> _Problem to solve_
Reproduce the listing below exactly, minus its pictures.

> _Exercise inputs_
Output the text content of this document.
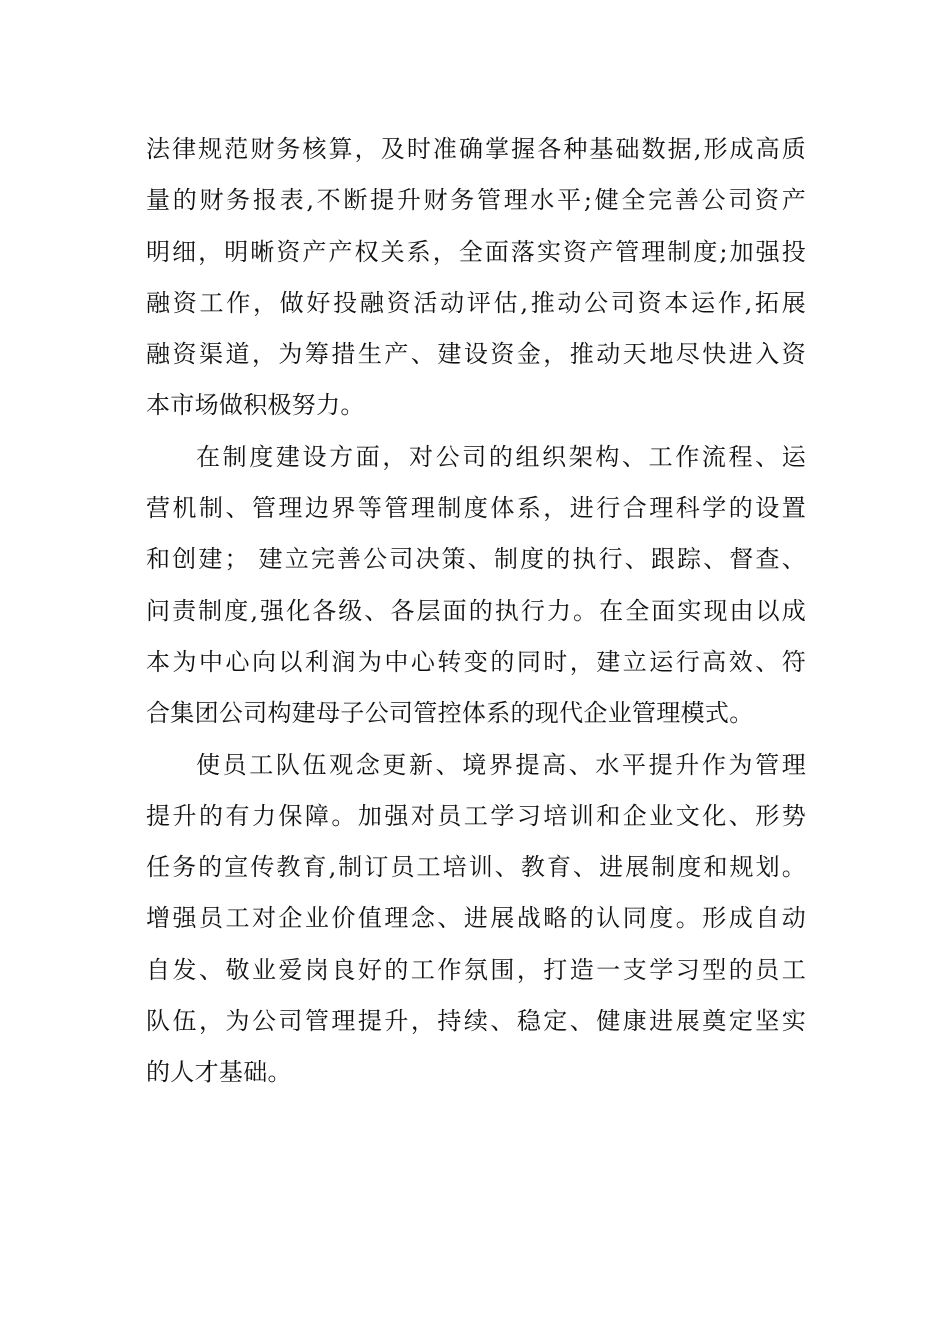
法律规范财务核算，及时准确掌握各种基础数据,形成高质
量的财务报表,不断提升财务管理水平;健全完善公司资产
明细，明晰资产产权关系，全面落实资产管理制度;加强投
融资工作，做好投融资活动评估,推动公司资本运作,拓展
融资渠道，为筹措生产、建设资金，推动天地尽快进入资
本市场做积极努力。
在制度建设方面，对公司的组织架构、工作流程、运
营机制、管理边界等管理制度体系，进行合理科学的设置
和创建； 建立完善公司决策、制度的执行、跟踪、督查、
问责制度,强化各级、各层面的执行力。在全面实现由以成
本为中心向以利润为中心转变的同时，建立运行高效、符
合集团公司构建母子公司管控体系的现代企业管理模式。
使员工队伍观念更新、境界提高、水平提升作为管理
提升的有力保障。加强对员工学习培训和企业文化、形势
任务的宣传教育,制订员工培训、教育、进展制度和规划。
增强员工对企业价值理念、进展战略的认同度。形成自动
自发、敬业爱岗良好的工作氛围，打造一支学习型的员工
队伍，为公司管理提升，持续、稳定、健康进展奠定坚实
的人才基础。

> _Response below_
Output the text content of this document.
法律规范财务核算，及时准确掌握各种基础数据,形成高质
量的财务报表,不断提升财务管理水平;健全完善公司资产
明细，明晰资产产权关系，全面落实资产管理制度;加强投
融资工作，做好投融资活动评估,推动公司资本运作,拓展
融资渠道，为筹措生产、建设资金，推动天地尽快进入资
本市场做积极努力。
在制度建设方面，对公司的组织架构、工作流程、运
营机制、管理边界等管理制度体系，进行合理科学的设置
和创建； 建立完善公司决策、制度的执行、跟踪、督查、
问责制度,强化各级、各层面的执行力。在全面实现由以成
本为中心向以利润为中心转变的同时，建立运行高效、符
合集团公司构建母子公司管控体系的现代企业管理模式。
使员工队伍观念更新、境界提高、水平提升作为管理
提升的有力保障。加强对员工学习培训和企业文化、形势
任务的宣传教育,制订员工培训、教育、进展制度和规划。
增强员工对企业价值理念、进展战略的认同度。形成自动
自发、敬业爱岗良好的工作氛围，打造一支学习型的员工
队伍，为公司管理提升，持续、稳定、健康进展奠定坚实
的人才基础。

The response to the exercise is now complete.